[Saved entries]
┌──
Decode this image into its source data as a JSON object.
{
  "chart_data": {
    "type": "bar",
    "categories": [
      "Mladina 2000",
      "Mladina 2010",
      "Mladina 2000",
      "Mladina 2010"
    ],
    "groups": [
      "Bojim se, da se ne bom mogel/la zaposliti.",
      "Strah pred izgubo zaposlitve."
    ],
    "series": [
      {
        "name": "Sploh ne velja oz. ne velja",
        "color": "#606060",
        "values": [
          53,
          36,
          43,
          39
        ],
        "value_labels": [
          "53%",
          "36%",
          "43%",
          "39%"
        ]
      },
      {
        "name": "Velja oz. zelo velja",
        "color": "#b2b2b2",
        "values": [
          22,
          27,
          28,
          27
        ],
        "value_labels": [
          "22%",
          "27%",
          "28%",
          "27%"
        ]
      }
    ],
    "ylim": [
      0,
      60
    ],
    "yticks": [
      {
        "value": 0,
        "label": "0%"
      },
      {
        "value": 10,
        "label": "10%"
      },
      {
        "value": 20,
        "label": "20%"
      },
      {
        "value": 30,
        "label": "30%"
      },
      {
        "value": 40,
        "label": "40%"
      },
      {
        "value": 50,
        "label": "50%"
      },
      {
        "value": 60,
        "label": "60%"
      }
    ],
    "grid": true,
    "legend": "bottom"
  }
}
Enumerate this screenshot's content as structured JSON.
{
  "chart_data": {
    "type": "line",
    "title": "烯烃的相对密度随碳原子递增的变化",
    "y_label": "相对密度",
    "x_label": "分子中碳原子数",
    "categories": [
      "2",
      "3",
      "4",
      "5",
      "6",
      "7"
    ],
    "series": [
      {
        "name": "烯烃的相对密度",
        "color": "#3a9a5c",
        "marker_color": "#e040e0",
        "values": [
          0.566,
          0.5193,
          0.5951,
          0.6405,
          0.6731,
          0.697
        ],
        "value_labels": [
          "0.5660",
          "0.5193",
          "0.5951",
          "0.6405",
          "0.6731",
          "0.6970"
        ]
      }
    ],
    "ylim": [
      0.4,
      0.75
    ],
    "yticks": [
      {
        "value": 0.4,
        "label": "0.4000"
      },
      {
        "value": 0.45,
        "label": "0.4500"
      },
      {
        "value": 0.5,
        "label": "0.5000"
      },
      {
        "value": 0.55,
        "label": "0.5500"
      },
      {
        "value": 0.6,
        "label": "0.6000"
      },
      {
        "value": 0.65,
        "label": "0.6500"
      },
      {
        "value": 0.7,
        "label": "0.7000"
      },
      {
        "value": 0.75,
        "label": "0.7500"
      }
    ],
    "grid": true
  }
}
└──
* SHORT TASK
All entries shown above should be printed again exactly.

* OUTPUT BELOW
Decode this image into its source data as a JSON object.
{
  "chart_data": {
    "type": "bar",
    "categories": [
      "Mladina 2000",
      "Mladina 2010",
      "Mladina 2000",
      "Mladina 2010"
    ],
    "groups": [
      "Bojim se, da se ne bom mogel/la zaposliti.",
      "Strah pred izgubo zaposlitve."
    ],
    "series": [
      {
        "name": "Sploh ne velja oz. ne velja",
        "color": "#606060",
        "values": [
          53,
          36,
          43,
          39
        ],
        "value_labels": [
          "53%",
          "36%",
          "43%",
          "39%"
        ]
      },
      {
        "name": "Velja oz. zelo velja",
        "color": "#b2b2b2",
        "values": [
          22,
          27,
          28,
          27
        ],
        "value_labels": [
          "22%",
          "27%",
          "28%",
          "27%"
        ]
      }
    ],
    "ylim": [
      0,
      60
    ],
    "yticks": [
      {
        "value": 0,
        "label": "0%"
      },
      {
        "value": 10,
        "label": "10%"
      },
      {
        "value": 20,
        "label": "20%"
      },
      {
        "value": 30,
        "label": "30%"
      },
      {
        "value": 40,
        "label": "40%"
      },
      {
        "value": 50,
        "label": "50%"
      },
      {
        "value": 60,
        "label": "60%"
      }
    ],
    "grid": true,
    "legend": "bottom"
  }
}
Enumerate this screenshot's content as structured JSON.
{
  "chart_data": {
    "type": "line",
    "title": "烯烃的相对密度随碳原子递增的变化",
    "y_label": "相对密度",
    "x_label": "分子中碳原子数",
    "categories": [
      "2",
      "3",
      "4",
      "5",
      "6",
      "7"
    ],
    "series": [
      {
        "name": "烯烃的相对密度",
        "color": "#3a9a5c",
        "marker_color": "#e040e0",
        "values": [
          0.566,
          0.5193,
          0.5951,
          0.6405,
          0.6731,
          0.697
        ],
        "value_labels": [
          "0.5660",
          "0.5193",
          "0.5951",
          "0.6405",
          "0.6731",
          "0.6970"
        ]
      }
    ],
    "ylim": [
      0.4,
      0.75
    ],
    "yticks": [
      {
        "value": 0.4,
        "label": "0.4000"
      },
      {
        "value": 0.45,
        "label": "0.4500"
      },
      {
        "value": 0.5,
        "label": "0.5000"
      },
      {
        "value": 0.55,
        "label": "0.5500"
      },
      {
        "value": 0.6,
        "label": "0.6000"
      },
      {
        "value": 0.65,
        "label": "0.6500"
      },
      {
        "value": 0.7,
        "label": "0.7000"
      },
      {
        "value": 0.75,
        "label": "0.7500"
      }
    ],
    "grid": true
  }
}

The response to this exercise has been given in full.